# Fireboard 2 Drive?



## MileHiGuy (Dec 21, 2021)

I'm thinking about getting a Fireboard 2 Drive meat thermometer?  Any experience with them?  I have a thermoworks smoke that's been great but the display is close to being shot.  I was in a local smoking shop and the Manager recommended the Fireboard.  After looking at reviews and such they appear pretty solid.  I have a 22" WSM and am thinking about getting the fan for it depending on which thermometer I purchase.


----------



## MadMax281 (Dec 21, 2021)

I own the FB2 Drive and I don't know what I would do without it. You will not be disappointed. I have the fan and used it once. It worked like a charm but that was a charcoal basket cook on my LSG offset to get some shut eye. Now I just use splits and monitor it on my phone w/o the fan. I got the professional probes which are awesome as well. What's also cool is keeping a history of your cooks on the app adding notes and such. If you don't need the fan save a few bucks and get the FB2. Just my 2 cents worth...


----------



## bmudd14474 (Dec 21, 2021)

I would recommend all things fireboard. I have tested alot and they are the cream of the crop IMO.


----------



## Mr. Zorg (Dec 22, 2021)

I have a FireBoard 2 and love it. I've used it in my bullet smokers only thus far, not in either of my offsets but I'msure it'd work well in that applicationas well. 

I don't have a FireBoard Drive 2 because I manipulate the air intakes. Drive is the control system for forced fan air systems.


----------



## MileHiGuy (Dec 22, 2021)

Thermoworks has a fan similar to the FireBoard.  I think Billows is the name...anyway, I know how to cook with my WSM and it holds temp even overnight.  So, I'm not sure I would use the fan very often.  I appreciate the input!


----------



## daytripper (Dec 31, 2021)

Happy w. my Fireboard 1; I just wish the Fireboard app would handle screen rotation - landscape is a much better way to view a time graph than portrait..!


----------



## rexster314 (Dec 31, 2021)

If you're just looking for a great thermometer without controlling a fan, just the Fireboard 2 will meet and exceed any expectations you may have


----------



## jcam222 (Dec 31, 2021)

I’m very happy with my FB1 as a wireless thermo unit overall. I will say I have found their probes to be very hit and miss for durability. Some probes will last for years and other malfunction pretty quickly. They do tend to stand behind them well. Some people use the thermo works pro probes with their FB’s.

Raw data —
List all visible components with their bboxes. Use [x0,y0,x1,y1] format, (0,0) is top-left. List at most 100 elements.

Exercise tasks —
a - Translate this sentence from the Fireboard thread into Spanish: "I would recommend all things fireboard."
b - Give the Fireboard thread from "## Mr. Zorg" to "MileHiGuy (Dec 22, 2021)", switching "air intakes" to "vents".
The listing is not needed for anything here.

Set of answers —
a - Recomendaría todo lo que sea de fireboard.

b -
## Mr. Zorg (Dec 22, 2021)

I have a FireBoard 2 and love it. I've used it in my bullet smokers only thus far, not in either of my offsets but I'msure it'd work well in that applicationas well. 

I don't have a FireBoard Drive 2 because I manipulate the vents. Drive is the control system for forced fan air systems.


----------



## MileHiGuy (Dec 22, 2021)